Exercise ->
Exactly as written, quote every line that follows, skipping the images.

Items from a data source
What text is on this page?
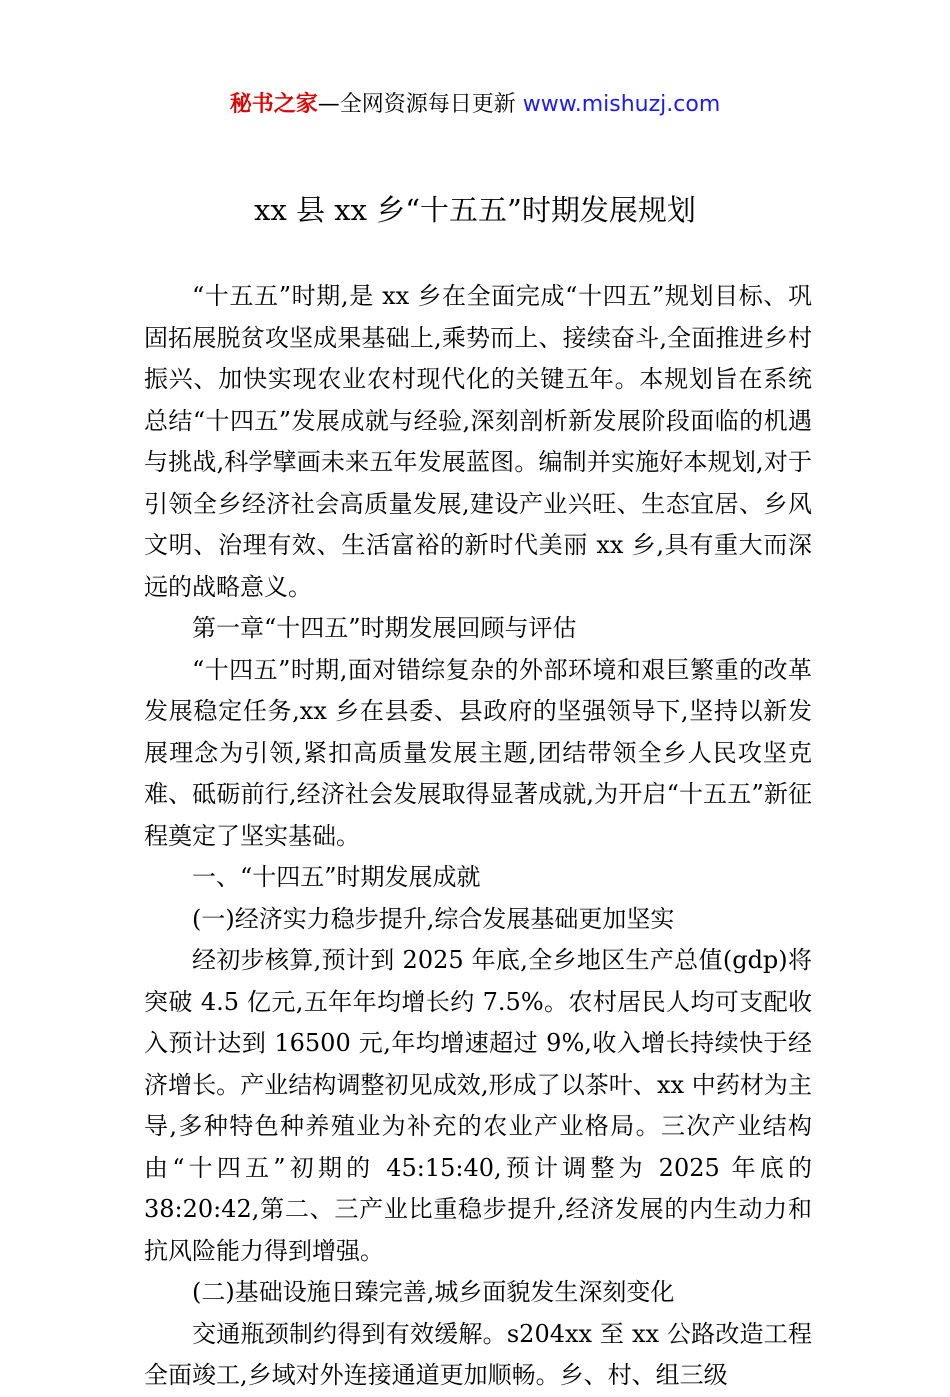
秘书之家—全网资源每日更新 www.mishuzj.com
xx 县 xx 乡“十五五”时期发展规划

“十五五”时期,是 xx 乡在全面完成“十四五”规划目标、巩固拓展脱贫攻坚成果基础上,乘势而上、接续奋斗,全面推进乡村振兴、加快实现农业农村现代化的关键五年。本规划旨在系统总结“十四五”发展成就与经验,深刻剖析新发展阶段面临的机遇与挑战,科学擘画未来五年发展蓝图。编制并实施好本规划,对于引领全乡经济社会高质量发展,建设产业兴旺、生态宜居、乡风文明、治理有效、生活富裕的新时代美丽 xx 乡,具有重大而深远的战略意义。

第一章“十四五”时期发展回顾与评估

“十四五”时期,面对错综复杂的外部环境和艰巨繁重的改革发展稳定任务,xx 乡在县委、县政府的坚强领导下,坚持以新发展理念为引领,紧扣高质量发展主题,团结带领全乡人民攻坚克难、砥砺前行,经济社会发展取得显著成就,为开启“十五五”新征程奠定了坚实基础。

一、“十四五”时期发展成就

(一)经济实力稳步提升,综合发展基础更加坚实

经初步核算,预计到 2025 年底,全乡地区生产总值(gdp)将突破 4.5 亿元,五年年均增长约 7.5%。农村居民人均可支配收入预计达到 16500 元,年均增速超过 9%,收入增长持续快于经济增长。产业结构调整初见成效,形成了以茶叶、xx 中药材为主导,多种特色种养殖业为补充的农业产业格局。三次产业结构由“十四五”初期的 45:15:40,预计调整为 2025 年底的 38:20:42,第二、三产业比重稳步提升,经济发展的内生动力和抗风险能力得到增强。

(二)基础设施日臻完善,城乡面貌发生深刻变化

交通瓶颈制约得到有效缓解。s204xx 至 xx 公路改造工程全面竣工,乡域对外连接通道更加顺畅。乡、村、组三级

Exercise response ->
What text is on this page?
秘书之家—全网资源每日更新 www.mishuzj.com
xx 县 xx 乡“十五五”时期发展规划

“十五五”时期,是 xx 乡在全面完成“十四五”规划目标、巩固拓展脱贫攻坚成果基础上,乘势而上、接续奋斗,全面推进乡村振兴、加快实现农业农村现代化的关键五年。本规划旨在系统总结“十四五”发展成就与经验,深刻剖析新发展阶段面临的机遇与挑战,科学擘画未来五年发展蓝图。编制并实施好本规划,对于引领全乡经济社会高质量发展,建设产业兴旺、生态宜居、乡风文明、治理有效、生活富裕的新时代美丽 xx 乡,具有重大而深远的战略意义。

第一章“十四五”时期发展回顾与评估

“十四五”时期,面对错综复杂的外部环境和艰巨繁重的改革发展稳定任务,xx 乡在县委、县政府的坚强领导下,坚持以新发展理念为引领,紧扣高质量发展主题,团结带领全乡人民攻坚克难、砥砺前行,经济社会发展取得显著成就,为开启“十五五”新征程奠定了坚实基础。

一、“十四五”时期发展成就

(一)经济实力稳步提升,综合发展基础更加坚实

经初步核算,预计到 2025 年底,全乡地区生产总值(gdp)将突破 4.5 亿元,五年年均增长约 7.5%。农村居民人均可支配收入预计达到 16500 元,年均增速超过 9%,收入增长持续快于经济增长。产业结构调整初见成效,形成了以茶叶、xx 中药材为主导,多种特色种养殖业为补充的农业产业格局。三次产业结构由“十四五”初期的 45:15:40,预计调整为 2025 年底的 38:20:42,第二、三产业比重稳步提升,经济发展的内生动力和抗风险能力得到增强。

(二)基础设施日臻完善,城乡面貌发生深刻变化

交通瓶颈制约得到有效缓解。s204xx 至 xx 公路改造工程全面竣工,乡域对外连接通道更加顺畅。乡、村、组三级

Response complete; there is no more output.